— EXERCISE DESCRIPTION —
In the listing below, pick out lines with "text".

— EXERCISE MATERIAL —
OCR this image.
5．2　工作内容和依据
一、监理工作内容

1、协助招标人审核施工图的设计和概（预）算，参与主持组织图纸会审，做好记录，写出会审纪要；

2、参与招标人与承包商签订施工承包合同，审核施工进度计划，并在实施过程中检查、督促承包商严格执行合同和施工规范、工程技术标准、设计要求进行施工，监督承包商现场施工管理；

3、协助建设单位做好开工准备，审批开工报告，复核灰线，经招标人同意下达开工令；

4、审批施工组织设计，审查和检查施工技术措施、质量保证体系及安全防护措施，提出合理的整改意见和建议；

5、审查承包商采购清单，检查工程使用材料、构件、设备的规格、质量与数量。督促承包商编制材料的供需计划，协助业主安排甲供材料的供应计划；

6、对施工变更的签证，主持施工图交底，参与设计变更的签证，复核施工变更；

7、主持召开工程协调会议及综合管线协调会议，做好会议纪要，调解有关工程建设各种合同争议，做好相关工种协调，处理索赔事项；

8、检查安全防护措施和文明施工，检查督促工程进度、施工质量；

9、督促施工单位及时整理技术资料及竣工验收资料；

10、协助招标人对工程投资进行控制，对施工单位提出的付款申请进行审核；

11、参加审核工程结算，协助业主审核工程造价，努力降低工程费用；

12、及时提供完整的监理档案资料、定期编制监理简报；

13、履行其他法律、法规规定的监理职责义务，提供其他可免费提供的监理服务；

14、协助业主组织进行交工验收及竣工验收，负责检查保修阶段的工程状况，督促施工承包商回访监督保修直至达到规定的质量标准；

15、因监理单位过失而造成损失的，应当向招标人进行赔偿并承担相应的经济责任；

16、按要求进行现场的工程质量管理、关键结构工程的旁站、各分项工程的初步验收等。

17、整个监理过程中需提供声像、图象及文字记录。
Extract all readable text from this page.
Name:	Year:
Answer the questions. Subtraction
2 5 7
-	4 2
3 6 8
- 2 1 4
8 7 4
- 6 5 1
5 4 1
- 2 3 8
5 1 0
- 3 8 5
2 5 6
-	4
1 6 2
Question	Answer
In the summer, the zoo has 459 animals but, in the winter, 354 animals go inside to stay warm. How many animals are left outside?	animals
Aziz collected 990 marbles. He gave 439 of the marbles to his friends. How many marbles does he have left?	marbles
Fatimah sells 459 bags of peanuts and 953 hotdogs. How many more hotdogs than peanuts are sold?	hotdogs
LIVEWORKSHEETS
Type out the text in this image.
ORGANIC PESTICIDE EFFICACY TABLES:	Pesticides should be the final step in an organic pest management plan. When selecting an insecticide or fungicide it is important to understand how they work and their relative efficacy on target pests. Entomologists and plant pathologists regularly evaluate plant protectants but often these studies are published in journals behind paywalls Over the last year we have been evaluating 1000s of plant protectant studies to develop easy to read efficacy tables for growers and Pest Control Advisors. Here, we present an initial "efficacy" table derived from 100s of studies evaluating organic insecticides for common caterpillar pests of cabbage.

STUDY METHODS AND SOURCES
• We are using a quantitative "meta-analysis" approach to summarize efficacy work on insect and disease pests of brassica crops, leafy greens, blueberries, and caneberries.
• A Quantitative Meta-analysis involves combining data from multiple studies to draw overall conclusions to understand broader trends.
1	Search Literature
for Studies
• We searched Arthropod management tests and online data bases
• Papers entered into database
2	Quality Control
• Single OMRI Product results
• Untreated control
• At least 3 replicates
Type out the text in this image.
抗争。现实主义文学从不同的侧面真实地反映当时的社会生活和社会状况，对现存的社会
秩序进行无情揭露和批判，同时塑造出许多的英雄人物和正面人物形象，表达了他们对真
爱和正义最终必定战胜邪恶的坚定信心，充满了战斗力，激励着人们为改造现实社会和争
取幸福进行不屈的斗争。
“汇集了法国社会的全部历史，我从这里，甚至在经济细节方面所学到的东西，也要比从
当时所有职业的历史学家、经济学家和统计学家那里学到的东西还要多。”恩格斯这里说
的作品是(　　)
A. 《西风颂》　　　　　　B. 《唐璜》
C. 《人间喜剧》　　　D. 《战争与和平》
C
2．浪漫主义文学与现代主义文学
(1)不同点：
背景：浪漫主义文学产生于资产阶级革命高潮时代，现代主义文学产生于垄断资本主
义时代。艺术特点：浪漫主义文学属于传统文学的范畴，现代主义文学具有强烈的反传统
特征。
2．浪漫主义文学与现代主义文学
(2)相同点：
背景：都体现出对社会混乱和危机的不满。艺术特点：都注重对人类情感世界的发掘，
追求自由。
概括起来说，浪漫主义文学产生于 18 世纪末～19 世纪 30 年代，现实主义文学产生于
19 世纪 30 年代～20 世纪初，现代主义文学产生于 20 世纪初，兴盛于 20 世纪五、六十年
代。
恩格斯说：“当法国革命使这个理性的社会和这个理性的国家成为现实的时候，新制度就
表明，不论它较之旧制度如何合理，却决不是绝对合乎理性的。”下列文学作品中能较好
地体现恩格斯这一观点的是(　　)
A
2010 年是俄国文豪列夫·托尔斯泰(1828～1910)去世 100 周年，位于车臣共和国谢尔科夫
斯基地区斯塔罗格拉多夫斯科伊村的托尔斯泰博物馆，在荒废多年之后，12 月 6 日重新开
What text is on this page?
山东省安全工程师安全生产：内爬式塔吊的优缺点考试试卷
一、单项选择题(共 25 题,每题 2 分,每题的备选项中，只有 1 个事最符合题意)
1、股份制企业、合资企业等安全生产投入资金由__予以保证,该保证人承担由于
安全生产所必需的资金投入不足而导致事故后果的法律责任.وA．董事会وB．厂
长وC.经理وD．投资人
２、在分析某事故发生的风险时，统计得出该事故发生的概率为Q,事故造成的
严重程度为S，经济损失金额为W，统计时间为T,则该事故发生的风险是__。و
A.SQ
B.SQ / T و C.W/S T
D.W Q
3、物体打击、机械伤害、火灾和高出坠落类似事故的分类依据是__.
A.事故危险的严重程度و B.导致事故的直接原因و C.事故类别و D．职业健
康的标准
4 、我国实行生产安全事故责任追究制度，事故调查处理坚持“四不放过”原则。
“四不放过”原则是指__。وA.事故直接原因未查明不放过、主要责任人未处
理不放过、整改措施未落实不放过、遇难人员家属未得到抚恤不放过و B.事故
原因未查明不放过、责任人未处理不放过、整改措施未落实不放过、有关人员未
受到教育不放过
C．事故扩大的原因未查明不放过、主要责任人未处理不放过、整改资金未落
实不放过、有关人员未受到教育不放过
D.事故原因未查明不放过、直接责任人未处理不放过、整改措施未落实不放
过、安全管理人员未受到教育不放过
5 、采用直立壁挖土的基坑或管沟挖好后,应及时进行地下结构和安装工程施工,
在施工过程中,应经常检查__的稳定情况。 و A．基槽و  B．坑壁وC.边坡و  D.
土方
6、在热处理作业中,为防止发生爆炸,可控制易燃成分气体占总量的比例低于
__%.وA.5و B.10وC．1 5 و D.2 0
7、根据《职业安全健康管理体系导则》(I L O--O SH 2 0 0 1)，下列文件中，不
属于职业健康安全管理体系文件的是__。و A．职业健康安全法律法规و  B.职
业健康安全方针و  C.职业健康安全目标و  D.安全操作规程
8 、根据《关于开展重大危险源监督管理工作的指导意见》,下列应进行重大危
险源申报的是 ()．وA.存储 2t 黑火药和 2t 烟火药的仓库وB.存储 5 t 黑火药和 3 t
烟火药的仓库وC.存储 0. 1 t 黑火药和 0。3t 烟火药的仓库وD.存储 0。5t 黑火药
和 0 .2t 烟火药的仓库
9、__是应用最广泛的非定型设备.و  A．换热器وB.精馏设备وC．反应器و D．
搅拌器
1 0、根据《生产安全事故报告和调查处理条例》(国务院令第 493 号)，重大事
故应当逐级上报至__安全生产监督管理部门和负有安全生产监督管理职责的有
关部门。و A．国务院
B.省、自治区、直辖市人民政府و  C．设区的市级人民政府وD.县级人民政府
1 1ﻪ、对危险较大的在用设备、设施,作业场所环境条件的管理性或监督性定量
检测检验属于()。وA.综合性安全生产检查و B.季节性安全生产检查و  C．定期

— EXPECTED ANSWER —
Extract all readable text from this page.
Type out the text in this image.
Type out the text in this image.
What text is on this page?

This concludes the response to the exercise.